▸ **What you need to do**
Identify each line containing the word "portSC" and copy it.

[Data listing]

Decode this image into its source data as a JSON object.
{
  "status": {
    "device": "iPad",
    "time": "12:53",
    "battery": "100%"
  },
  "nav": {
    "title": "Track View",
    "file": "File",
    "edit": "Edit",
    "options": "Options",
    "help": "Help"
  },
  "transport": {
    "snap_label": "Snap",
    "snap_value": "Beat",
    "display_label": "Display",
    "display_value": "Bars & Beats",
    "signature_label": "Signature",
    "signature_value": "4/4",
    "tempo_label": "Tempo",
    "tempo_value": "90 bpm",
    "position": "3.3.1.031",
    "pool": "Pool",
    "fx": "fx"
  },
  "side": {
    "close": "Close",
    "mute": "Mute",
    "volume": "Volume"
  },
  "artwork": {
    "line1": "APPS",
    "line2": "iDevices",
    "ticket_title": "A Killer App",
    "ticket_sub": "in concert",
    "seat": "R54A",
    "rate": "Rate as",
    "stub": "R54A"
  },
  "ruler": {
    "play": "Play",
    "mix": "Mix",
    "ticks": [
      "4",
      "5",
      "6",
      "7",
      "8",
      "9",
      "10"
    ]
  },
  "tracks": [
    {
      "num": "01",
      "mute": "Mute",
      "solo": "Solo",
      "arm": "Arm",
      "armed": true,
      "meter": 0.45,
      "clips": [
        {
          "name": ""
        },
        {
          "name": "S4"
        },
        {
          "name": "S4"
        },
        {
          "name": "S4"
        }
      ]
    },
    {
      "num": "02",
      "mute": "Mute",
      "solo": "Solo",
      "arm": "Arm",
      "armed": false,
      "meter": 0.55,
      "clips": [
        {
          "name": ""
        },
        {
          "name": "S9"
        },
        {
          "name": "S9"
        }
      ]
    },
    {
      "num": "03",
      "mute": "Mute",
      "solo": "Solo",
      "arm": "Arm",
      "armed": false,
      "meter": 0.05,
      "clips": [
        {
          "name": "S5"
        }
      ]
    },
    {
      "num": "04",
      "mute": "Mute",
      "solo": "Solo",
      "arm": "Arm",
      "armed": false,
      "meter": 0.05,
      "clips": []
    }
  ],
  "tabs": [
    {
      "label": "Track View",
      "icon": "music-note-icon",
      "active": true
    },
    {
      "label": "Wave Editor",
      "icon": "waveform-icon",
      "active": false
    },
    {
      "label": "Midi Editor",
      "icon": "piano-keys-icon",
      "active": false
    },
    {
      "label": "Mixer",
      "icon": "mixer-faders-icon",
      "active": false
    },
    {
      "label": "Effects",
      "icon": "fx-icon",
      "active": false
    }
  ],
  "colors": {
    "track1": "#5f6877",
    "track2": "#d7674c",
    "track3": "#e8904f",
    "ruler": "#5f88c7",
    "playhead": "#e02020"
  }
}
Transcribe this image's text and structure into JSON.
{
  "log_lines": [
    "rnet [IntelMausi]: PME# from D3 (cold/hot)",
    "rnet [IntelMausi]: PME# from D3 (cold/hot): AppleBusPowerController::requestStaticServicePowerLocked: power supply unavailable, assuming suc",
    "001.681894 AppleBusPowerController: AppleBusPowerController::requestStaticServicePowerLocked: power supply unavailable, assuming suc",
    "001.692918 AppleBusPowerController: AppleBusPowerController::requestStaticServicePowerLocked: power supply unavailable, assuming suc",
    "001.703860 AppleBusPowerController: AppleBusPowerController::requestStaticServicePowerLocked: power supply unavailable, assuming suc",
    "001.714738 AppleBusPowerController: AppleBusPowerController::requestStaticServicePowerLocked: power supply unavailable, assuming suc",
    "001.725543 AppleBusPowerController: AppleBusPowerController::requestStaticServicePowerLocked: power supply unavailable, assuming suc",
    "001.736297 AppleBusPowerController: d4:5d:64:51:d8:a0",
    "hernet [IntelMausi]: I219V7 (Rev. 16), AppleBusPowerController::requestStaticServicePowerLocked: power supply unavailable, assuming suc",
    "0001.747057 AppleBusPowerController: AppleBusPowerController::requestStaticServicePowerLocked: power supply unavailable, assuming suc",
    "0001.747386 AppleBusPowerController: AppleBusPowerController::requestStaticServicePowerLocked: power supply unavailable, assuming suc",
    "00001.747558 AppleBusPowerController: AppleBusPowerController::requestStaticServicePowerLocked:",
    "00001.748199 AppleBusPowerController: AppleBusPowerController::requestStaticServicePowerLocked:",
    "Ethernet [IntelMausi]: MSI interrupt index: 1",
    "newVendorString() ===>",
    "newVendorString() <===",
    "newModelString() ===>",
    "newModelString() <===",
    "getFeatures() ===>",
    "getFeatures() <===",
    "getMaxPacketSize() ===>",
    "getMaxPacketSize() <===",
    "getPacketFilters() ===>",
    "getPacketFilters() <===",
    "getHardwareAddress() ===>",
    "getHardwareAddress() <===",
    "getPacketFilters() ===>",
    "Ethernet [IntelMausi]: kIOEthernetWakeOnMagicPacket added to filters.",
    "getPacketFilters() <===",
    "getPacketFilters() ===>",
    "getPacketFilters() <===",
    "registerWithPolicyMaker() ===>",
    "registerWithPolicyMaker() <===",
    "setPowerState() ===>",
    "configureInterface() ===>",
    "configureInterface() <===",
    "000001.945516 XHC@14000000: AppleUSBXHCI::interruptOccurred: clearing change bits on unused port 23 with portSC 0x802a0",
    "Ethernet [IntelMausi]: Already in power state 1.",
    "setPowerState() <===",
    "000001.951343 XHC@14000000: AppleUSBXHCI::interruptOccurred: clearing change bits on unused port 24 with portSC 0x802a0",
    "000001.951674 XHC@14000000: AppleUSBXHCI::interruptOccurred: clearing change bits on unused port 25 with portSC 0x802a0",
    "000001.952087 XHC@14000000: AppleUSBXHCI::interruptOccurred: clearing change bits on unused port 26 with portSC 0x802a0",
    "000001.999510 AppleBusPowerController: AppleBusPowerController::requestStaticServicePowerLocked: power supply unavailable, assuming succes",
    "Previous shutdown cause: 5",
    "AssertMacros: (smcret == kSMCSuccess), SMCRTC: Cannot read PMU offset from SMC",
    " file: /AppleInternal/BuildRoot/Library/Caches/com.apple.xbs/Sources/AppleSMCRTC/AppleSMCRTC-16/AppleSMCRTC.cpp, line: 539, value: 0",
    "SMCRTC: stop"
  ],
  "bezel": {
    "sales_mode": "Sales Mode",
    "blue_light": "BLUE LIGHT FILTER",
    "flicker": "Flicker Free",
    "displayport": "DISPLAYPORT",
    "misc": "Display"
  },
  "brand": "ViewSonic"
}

▸ **Output for this task**
    "000001.945516 XHC@14000000: AppleUSBXHCI::interruptOccurred: clearing change bits on unused port 23 with portSC 0x802a0",
    "000001.951343 XHC@14000000: AppleUSBXHCI::interruptOccurred: clearing change bits on unused port 24 with portSC 0x802a0",
    "000001.951674 XHC@14000000: AppleUSBXHCI::interruptOccurred: clearing change bits on unused port 25 with portSC 0x802a0",
    "000001.952087 XHC@14000000: AppleUSBXHCI::interruptOccurred: clearing change bits on unused port 26 with portSC 0x802a0",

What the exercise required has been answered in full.